• [What you need to do]:
Would you restate all the data that follows, word for word?

<<<<

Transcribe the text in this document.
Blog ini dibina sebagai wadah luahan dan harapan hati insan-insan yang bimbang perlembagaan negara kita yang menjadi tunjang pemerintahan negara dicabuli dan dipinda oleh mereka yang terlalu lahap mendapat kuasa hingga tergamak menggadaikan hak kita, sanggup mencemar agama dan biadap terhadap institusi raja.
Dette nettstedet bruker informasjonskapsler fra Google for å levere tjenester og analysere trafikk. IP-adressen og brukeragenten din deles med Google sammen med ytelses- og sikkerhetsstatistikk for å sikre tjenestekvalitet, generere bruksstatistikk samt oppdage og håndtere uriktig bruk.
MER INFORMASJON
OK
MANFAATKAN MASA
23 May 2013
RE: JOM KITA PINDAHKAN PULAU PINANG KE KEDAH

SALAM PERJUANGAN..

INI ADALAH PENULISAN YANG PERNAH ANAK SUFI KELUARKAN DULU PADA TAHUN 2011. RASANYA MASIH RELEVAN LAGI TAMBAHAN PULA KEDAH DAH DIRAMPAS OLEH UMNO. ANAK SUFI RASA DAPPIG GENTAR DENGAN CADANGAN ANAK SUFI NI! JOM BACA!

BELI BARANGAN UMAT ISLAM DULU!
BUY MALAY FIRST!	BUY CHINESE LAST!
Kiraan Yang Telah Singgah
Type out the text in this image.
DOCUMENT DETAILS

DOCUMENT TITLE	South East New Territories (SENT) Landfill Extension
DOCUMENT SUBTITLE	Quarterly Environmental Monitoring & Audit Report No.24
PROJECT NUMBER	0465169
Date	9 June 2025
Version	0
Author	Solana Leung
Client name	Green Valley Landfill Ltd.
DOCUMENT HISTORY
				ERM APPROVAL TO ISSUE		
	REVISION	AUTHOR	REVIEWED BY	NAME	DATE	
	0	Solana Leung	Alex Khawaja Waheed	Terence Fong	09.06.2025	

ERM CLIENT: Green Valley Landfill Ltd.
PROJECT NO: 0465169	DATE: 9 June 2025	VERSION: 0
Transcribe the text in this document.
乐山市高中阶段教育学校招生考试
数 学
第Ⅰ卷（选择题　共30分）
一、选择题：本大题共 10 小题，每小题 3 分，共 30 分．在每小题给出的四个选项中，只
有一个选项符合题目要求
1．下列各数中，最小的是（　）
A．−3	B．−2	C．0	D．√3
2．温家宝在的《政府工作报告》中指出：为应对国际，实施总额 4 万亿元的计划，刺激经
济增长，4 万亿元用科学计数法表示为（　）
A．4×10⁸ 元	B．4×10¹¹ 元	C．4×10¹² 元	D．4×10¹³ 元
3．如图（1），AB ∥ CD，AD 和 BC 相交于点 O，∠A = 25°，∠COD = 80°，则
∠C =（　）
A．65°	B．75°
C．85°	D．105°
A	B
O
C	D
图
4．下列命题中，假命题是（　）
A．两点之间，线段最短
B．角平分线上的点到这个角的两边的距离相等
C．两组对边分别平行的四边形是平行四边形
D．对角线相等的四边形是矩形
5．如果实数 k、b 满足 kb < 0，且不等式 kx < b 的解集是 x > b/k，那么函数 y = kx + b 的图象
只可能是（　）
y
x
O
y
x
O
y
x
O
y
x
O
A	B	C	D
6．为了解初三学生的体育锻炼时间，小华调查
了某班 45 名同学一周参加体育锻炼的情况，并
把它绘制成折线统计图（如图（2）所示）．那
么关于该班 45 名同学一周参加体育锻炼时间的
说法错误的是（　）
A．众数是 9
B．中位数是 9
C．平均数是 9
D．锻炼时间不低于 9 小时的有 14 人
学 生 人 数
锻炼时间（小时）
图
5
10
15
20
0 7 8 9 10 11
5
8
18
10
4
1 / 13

>>>>

• [Finished exercise]:
Transcribe the text in this document.
Blog ini dibina sebagai wadah luahan dan harapan hati insan-insan yang bimbang perlembagaan negara kita yang menjadi tunjang pemerintahan negara dicabuli dan dipinda oleh mereka yang terlalu lahap mendapat kuasa hingga tergamak menggadaikan hak kita, sanggup mencemar agama dan biadap terhadap institusi raja.
Dette nettstedet bruker informasjonskapsler fra Google for å levere tjenester og analysere trafikk. IP-adressen og brukeragenten din deles med Google sammen med ytelses- og sikkerhetsstatistikk for å sikre tjenestekvalitet, generere bruksstatistikk samt oppdage og håndtere uriktig bruk.
MER INFORMASJON
OK
MANFAATKAN MASA
23 May 2013
RE: JOM KITA PINDAHKAN PULAU PINANG KE KEDAH

SALAM PERJUANGAN..

INI ADALAH PENULISAN YANG PERNAH ANAK SUFI KELUARKAN DULU PADA TAHUN 2011. RASANYA MASIH RELEVAN LAGI TAMBAHAN PULA KEDAH DAH DIRAMPAS OLEH UMNO. ANAK SUFI RASA DAPPIG GENTAR DENGAN CADANGAN ANAK SUFI NI! JOM BACA!

BELI BARANGAN UMAT ISLAM DULU!
BUY MALAY FIRST!	BUY CHINESE LAST!
Kiraan Yang Telah Singgah
Type out the text in this image.
DOCUMENT DETAILS

DOCUMENT TITLE	South East New Territories (SENT) Landfill Extension
DOCUMENT SUBTITLE	Quarterly Environmental Monitoring & Audit Report No.24
PROJECT NUMBER	0465169
Date	9 June 2025
Version	0
Author	Solana Leung
Client name	Green Valley Landfill Ltd.
DOCUMENT HISTORY
				ERM APPROVAL TO ISSUE		
	REVISION	AUTHOR	REVIEWED BY	NAME	DATE	
	0	Solana Leung	Alex Khawaja Waheed	Terence Fong	09.06.2025	

ERM CLIENT: Green Valley Landfill Ltd.
PROJECT NO: 0465169	DATE: 9 June 2025	VERSION: 0
Transcribe the text in this document.
乐山市高中阶段教育学校招生考试
数 学
第Ⅰ卷（选择题　共30分）
一、选择题：本大题共 10 小题，每小题 3 分，共 30 分．在每小题给出的四个选项中，只
有一个选项符合题目要求
1．下列各数中，最小的是（　）
A．−3	B．−2	C．0	D．√3
2．温家宝在的《政府工作报告》中指出：为应对国际，实施总额 4 万亿元的计划，刺激经
济增长，4 万亿元用科学计数法表示为（　）
A．4×10⁸ 元	B．4×10¹¹ 元	C．4×10¹² 元	D．4×10¹³ 元
3．如图（1），AB ∥ CD，AD 和 BC 相交于点 O，∠A = 25°，∠COD = 80°，则
∠C =（　）
A．65°	B．75°
C．85°	D．105°
A	B
O
C	D
图
4．下列命题中，假命题是（　）
A．两点之间，线段最短
B．角平分线上的点到这个角的两边的距离相等
C．两组对边分别平行的四边形是平行四边形
D．对角线相等的四边形是矩形
5．如果实数 k、b 满足 kb < 0，且不等式 kx < b 的解集是 x > b/k，那么函数 y = kx + b 的图象
只可能是（　）
y
x
O
y
x
O
y
x
O
y
x
O
A	B	C	D
6．为了解初三学生的体育锻炼时间，小华调查
了某班 45 名同学一周参加体育锻炼的情况，并
把它绘制成折线统计图（如图（2）所示）．那
么关于该班 45 名同学一周参加体育锻炼时间的
说法错误的是（　）
A．众数是 9
B．中位数是 9
C．平均数是 9
D．锻炼时间不低于 9 小时的有 14 人
学 生 人 数
锻炼时间（小时）
图
5
10
15
20
0 7 8 9 10 11
5
8
18
10
4
1 / 13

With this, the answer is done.